## Short problem:
Reproduce the entries exactly.

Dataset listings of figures
---

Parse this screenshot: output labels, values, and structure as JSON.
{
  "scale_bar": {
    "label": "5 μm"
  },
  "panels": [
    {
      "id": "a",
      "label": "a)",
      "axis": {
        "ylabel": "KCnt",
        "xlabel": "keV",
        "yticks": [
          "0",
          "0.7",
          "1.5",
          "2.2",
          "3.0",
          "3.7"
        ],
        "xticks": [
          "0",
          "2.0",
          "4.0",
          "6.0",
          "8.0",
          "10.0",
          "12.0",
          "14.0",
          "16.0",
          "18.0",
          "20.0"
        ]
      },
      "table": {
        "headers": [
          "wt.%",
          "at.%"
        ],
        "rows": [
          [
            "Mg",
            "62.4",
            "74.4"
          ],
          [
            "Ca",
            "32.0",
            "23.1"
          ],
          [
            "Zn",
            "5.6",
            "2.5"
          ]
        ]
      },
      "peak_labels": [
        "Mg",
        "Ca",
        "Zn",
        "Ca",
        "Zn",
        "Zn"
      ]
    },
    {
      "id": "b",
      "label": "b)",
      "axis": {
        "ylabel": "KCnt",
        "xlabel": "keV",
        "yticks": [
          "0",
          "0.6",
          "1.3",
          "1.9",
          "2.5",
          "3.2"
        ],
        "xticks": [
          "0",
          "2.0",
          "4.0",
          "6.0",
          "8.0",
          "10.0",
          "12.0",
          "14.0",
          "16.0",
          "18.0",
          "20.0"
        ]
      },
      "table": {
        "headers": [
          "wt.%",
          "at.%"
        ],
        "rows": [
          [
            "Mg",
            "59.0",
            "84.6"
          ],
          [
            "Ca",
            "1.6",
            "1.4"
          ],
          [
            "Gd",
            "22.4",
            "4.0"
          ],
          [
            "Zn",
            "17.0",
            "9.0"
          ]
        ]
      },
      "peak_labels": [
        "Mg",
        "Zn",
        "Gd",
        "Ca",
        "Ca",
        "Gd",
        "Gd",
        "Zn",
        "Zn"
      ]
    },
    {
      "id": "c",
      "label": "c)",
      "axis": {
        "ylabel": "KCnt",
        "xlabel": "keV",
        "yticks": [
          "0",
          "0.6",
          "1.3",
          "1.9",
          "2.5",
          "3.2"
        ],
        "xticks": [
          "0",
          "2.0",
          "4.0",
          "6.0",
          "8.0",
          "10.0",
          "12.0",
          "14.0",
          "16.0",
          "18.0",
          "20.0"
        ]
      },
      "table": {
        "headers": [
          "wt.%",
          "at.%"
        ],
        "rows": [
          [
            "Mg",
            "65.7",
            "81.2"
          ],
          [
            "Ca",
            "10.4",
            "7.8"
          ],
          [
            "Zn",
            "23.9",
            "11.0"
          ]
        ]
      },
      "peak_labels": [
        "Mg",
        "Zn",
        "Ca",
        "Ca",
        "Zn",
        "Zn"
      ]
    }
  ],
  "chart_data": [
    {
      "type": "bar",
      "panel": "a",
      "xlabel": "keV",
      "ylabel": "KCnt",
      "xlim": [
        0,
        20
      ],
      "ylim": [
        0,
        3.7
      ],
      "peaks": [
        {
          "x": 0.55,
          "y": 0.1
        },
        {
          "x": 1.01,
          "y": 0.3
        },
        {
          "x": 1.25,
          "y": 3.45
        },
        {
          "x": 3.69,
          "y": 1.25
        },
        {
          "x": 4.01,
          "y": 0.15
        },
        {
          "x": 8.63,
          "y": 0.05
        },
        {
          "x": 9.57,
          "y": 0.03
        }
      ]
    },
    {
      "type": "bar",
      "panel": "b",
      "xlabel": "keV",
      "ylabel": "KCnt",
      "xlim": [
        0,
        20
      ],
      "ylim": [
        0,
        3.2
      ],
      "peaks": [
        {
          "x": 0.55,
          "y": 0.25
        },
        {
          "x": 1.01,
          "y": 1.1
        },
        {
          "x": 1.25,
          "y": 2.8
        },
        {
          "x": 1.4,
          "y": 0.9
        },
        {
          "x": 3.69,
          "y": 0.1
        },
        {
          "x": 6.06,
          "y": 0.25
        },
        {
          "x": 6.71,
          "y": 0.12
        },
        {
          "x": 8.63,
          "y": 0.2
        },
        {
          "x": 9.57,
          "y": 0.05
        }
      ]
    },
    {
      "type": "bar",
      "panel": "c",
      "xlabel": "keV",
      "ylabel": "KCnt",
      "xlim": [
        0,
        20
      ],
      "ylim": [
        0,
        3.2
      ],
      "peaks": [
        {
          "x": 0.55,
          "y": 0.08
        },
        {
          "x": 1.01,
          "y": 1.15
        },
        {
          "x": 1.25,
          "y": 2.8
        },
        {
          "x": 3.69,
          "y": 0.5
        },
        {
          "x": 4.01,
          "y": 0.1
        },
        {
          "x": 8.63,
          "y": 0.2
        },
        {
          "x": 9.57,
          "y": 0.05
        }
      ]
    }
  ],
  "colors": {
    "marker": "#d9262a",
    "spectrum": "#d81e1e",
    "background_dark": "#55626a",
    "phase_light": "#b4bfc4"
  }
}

---

## Final result:
Parse this screenshot: output labels, values, and structure as JSON.
{
  "scale_bar": {
    "label": "5 μm"
  },
  "panels": [
    {
      "id": "a",
      "label": "a)",
      "axis": {
        "ylabel": "KCnt",
        "xlabel": "keV",
        "yticks": [
          "0",
          "0.7",
          "1.5",
          "2.2",
          "3.0",
          "3.7"
        ],
        "xticks": [
          "0",
          "2.0",
          "4.0",
          "6.0",
          "8.0",
          "10.0",
          "12.0",
          "14.0",
          "16.0",
          "18.0",
          "20.0"
        ]
      },
      "table": {
        "headers": [
          "wt.%",
          "at.%"
        ],
        "rows": [
          [
            "Mg",
            "62.4",
            "74.4"
          ],
          [
            "Ca",
            "32.0",
            "23.1"
          ],
          [
            "Zn",
            "5.6",
            "2.5"
          ]
        ]
      },
      "peak_labels": [
        "Mg",
        "Ca",
        "Zn",
        "Ca",
        "Zn",
        "Zn"
      ]
    },
    {
      "id": "b",
      "label": "b)",
      "axis": {
        "ylabel": "KCnt",
        "xlabel": "keV",
        "yticks": [
          "0",
          "0.6",
          "1.3",
          "1.9",
          "2.5",
          "3.2"
        ],
        "xticks": [
          "0",
          "2.0",
          "4.0",
          "6.0",
          "8.0",
          "10.0",
          "12.0",
          "14.0",
          "16.0",
          "18.0",
          "20.0"
        ]
      },
      "table": {
        "headers": [
          "wt.%",
          "at.%"
        ],
        "rows": [
          [
            "Mg",
            "59.0",
            "84.6"
          ],
          [
            "Ca",
            "1.6",
            "1.4"
          ],
          [
            "Gd",
            "22.4",
            "4.0"
          ],
          [
            "Zn",
            "17.0",
            "9.0"
          ]
        ]
      },
      "peak_labels": [
        "Mg",
        "Zn",
        "Gd",
        "Ca",
        "Ca",
        "Gd",
        "Gd",
        "Zn",
        "Zn"
      ]
    },
    {
      "id": "c",
      "label": "c)",
      "axis": {
        "ylabel": "KCnt",
        "xlabel": "keV",
        "yticks": [
          "0",
          "0.6",
          "1.3",
          "1.9",
          "2.5",
          "3.2"
        ],
        "xticks": [
          "0",
          "2.0",
          "4.0",
          "6.0",
          "8.0",
          "10.0",
          "12.0",
          "14.0",
          "16.0",
          "18.0",
          "20.0"
        ]
      },
      "table": {
        "headers": [
          "wt.%",
          "at.%"
        ],
        "rows": [
          [
            "Mg",
            "65.7",
            "81.2"
          ],
          [
            "Ca",
            "10.4",
            "7.8"
          ],
          [
            "Zn",
            "23.9",
            "11.0"
          ]
        ]
      },
      "peak_labels": [
        "Mg",
        "Zn",
        "Ca",
        "Ca",
        "Zn",
        "Zn"
      ]
    }
  ],
  "chart_data": [
    {
      "type": "bar",
      "panel": "a",
      "xlabel": "keV",
      "ylabel": "KCnt",
      "xlim": [
        0,
        20
      ],
      "ylim": [
        0,
        3.7
      ],
      "peaks": [
        {
          "x": 0.55,
          "y": 0.1
        },
        {
          "x": 1.01,
          "y": 0.3
        },
        {
          "x": 1.25,
          "y": 3.45
        },
        {
          "x": 3.69,
          "y": 1.25
        },
        {
          "x": 4.01,
          "y": 0.15
        },
        {
          "x": 8.63,
          "y": 0.05
        },
        {
          "x": 9.57,
          "y": 0.03
        }
      ]
    },
    {
      "type": "bar",
      "panel": "b",
      "xlabel": "keV",
      "ylabel": "KCnt",
      "xlim": [
        0,
        20
      ],
      "ylim": [
        0,
        3.2
      ],
      "peaks": [
        {
          "x": 0.55,
          "y": 0.25
        },
        {
          "x": 1.01,
          "y": 1.1
        },
        {
          "x": 1.25,
          "y": 2.8
        },
        {
          "x": 1.4,
          "y": 0.9
        },
        {
          "x": 3.69,
          "y": 0.1
        },
        {
          "x": 6.06,
          "y": 0.25
        },
        {
          "x": 6.71,
          "y": 0.12
        },
        {
          "x": 8.63,
          "y": 0.2
        },
        {
          "x": 9.57,
          "y": 0.05
        }
      ]
    },
    {
      "type": "bar",
      "panel": "c",
      "xlabel": "keV",
      "ylabel": "KCnt",
      "xlim": [
        0,
        20
      ],
      "ylim": [
        0,
        3.2
      ],
      "peaks": [
        {
          "x": 0.55,
          "y": 0.08
        },
        {
          "x": 1.01,
          "y": 1.15
        },
        {
          "x": 1.25,
          "y": 2.8
        },
        {
          "x": 3.69,
          "y": 0.5
        },
        {
          "x": 4.01,
          "y": 0.1
        },
        {
          "x": 8.63,
          "y": 0.2
        },
        {
          "x": 9.57,
          "y": 0.05
        }
      ]
    }
  ],
  "colors": {
    "marker": "#d9262a",
    "spectrum": "#d81e1e",
    "background_dark": "#55626a",
    "phase_light": "#b4bfc4"
  }
}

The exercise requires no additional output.